(Dataset entries)
begin

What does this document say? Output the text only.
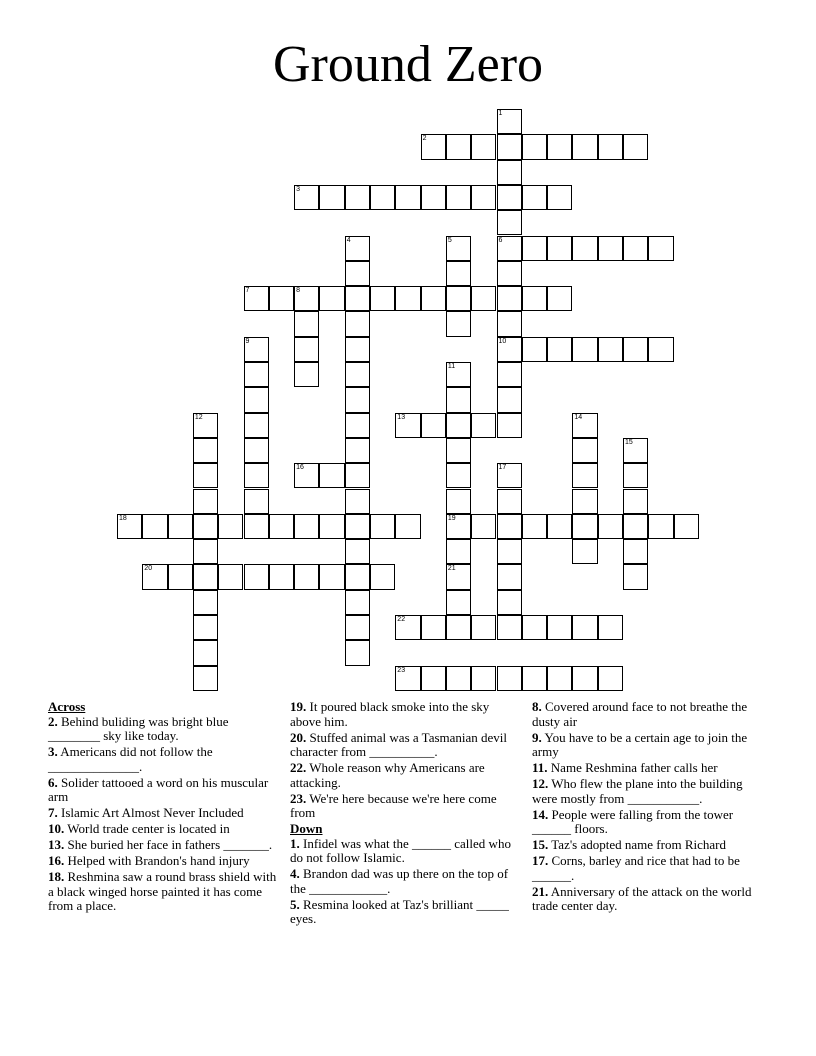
Ground Zero
1
6
10
2
3
4	5
7	8
9
11
19
21
12	13	14
15
16	17
18
20
22
23
Across
2. Behind buliding was bright blue ________ sky like today.
3. Americans did not follow the ______________.
6. Solider tattooed a word on his muscular arm
7. Islamic Art Almost Never Included
10. World trade center is located in
13. She buried her face in fathers _______.
16. Helped with Brandon's hand injury
18. Reshmina saw a round brass shield with a black winged horse painted it has come from a place.
19. It poured black smoke into the sky above him.
20. Stuffed animal was a Tasmanian devil character from __________.
22. Whole reason why Americans are attacking.
23. We're here because we're here come from
Down
1. Infidel was what the ______ called who do not follow Islamic.
4. Brandon dad was up there on the top of the ____________.
5. Resmina looked at Taz's brilliant _____ eyes.
8. Covered around face to not breathe the dusty air
9. You have to be a certain age to join the army
11. Name Reshmina father calls her
12. Who flew the plane into the building were mostly from ___________.
14. People were falling from the tower ______ floors.
15. Taz's adopted name from Richard
17. Corns, barley and rice that had to be ______.
21. Anniversary of the attack on the world trade center day.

end

Written problem:
Leave out the pictures and print every line of the data exactly.

Answer to the task:
What does this document say? Output the text only.
Ground Zero
1
6
10
2
3
4	5
7	8
9
11
19
21
12	13	14
15
16	17
18
20
22
23
Across
2. Behind buliding was bright blue ________ sky like today.
3. Americans did not follow the ______________.
6. Solider tattooed a word on his muscular arm
7. Islamic Art Almost Never Included
10. World trade center is located in
13. She buried her face in fathers _______.
16. Helped with Brandon's hand injury
18. Reshmina saw a round brass shield with a black winged horse painted it has come from a place.
19. It poured black smoke into the sky above him.
20. Stuffed animal was a Tasmanian devil character from __________.
22. Whole reason why Americans are attacking.
23. We're here because we're here come from
Down
1. Infidel was what the ______ called who do not follow Islamic.
4. Brandon dad was up there on the top of the ____________.
5. Resmina looked at Taz's brilliant _____ eyes.
8. Covered around face to not breathe the dusty air
9. You have to be a certain age to join the army
11. Name Reshmina father calls her
12. Who flew the plane into the building were mostly from ___________.
14. People were falling from the tower ______ floors.
15. Taz's adopted name from Richard
17. Corns, barley and rice that had to be ______.
21. Anniversary of the attack on the world trade center day.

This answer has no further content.